• **Exercise**: Output every line below without omitting or altering anything.

(Data excerpts)

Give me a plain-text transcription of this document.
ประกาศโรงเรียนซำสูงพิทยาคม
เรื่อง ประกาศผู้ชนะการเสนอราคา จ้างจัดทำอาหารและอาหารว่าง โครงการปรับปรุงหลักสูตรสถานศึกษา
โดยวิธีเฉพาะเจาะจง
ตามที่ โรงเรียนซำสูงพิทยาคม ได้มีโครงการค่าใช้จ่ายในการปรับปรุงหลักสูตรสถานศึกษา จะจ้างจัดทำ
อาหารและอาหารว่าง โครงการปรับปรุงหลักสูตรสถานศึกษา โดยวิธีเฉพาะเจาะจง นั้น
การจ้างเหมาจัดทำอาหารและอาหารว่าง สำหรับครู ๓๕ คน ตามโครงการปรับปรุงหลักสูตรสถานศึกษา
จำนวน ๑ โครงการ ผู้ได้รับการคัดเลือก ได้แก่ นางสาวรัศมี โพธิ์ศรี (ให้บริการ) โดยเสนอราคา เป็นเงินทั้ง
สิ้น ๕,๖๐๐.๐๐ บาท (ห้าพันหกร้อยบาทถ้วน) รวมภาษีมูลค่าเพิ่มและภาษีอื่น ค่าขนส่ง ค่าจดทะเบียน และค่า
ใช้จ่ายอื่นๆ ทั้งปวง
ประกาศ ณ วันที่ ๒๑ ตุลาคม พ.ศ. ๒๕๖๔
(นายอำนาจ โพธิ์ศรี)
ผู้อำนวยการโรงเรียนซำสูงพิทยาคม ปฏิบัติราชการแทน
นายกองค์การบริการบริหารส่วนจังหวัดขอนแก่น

• **Task output**:
Give me a plain-text transcription of this document.
ประกาศโรงเรียนซำสูงพิทยาคม
เรื่อง ประกาศผู้ชนะการเสนอราคา จ้างจัดทำอาหารและอาหารว่าง โครงการปรับปรุงหลักสูตรสถานศึกษา
โดยวิธีเฉพาะเจาะจง
ตามที่ โรงเรียนซำสูงพิทยาคม ได้มีโครงการค่าใช้จ่ายในการปรับปรุงหลักสูตรสถานศึกษา จะจ้างจัดทำ
อาหารและอาหารว่าง โครงการปรับปรุงหลักสูตรสถานศึกษา โดยวิธีเฉพาะเจาะจง นั้น
การจ้างเหมาจัดทำอาหารและอาหารว่าง สำหรับครู ๓๕ คน ตามโครงการปรับปรุงหลักสูตรสถานศึกษา
จำนวน ๑ โครงการ ผู้ได้รับการคัดเลือก ได้แก่ นางสาวรัศมี โพธิ์ศรี (ให้บริการ) โดยเสนอราคา เป็นเงินทั้ง
สิ้น ๕,๖๐๐.๐๐ บาท (ห้าพันหกร้อยบาทถ้วน) รวมภาษีมูลค่าเพิ่มและภาษีอื่น ค่าขนส่ง ค่าจดทะเบียน และค่า
ใช้จ่ายอื่นๆ ทั้งปวง
ประกาศ ณ วันที่ ๒๑ ตุลาคม พ.ศ. ๒๕๖๔
(นายอำนาจ โพธิ์ศรี)
ผู้อำนวยการโรงเรียนซำสูงพิทยาคม ปฏิบัติราชการแทน
นายกองค์การบริการบริหารส่วนจังหวัดขอนแก่น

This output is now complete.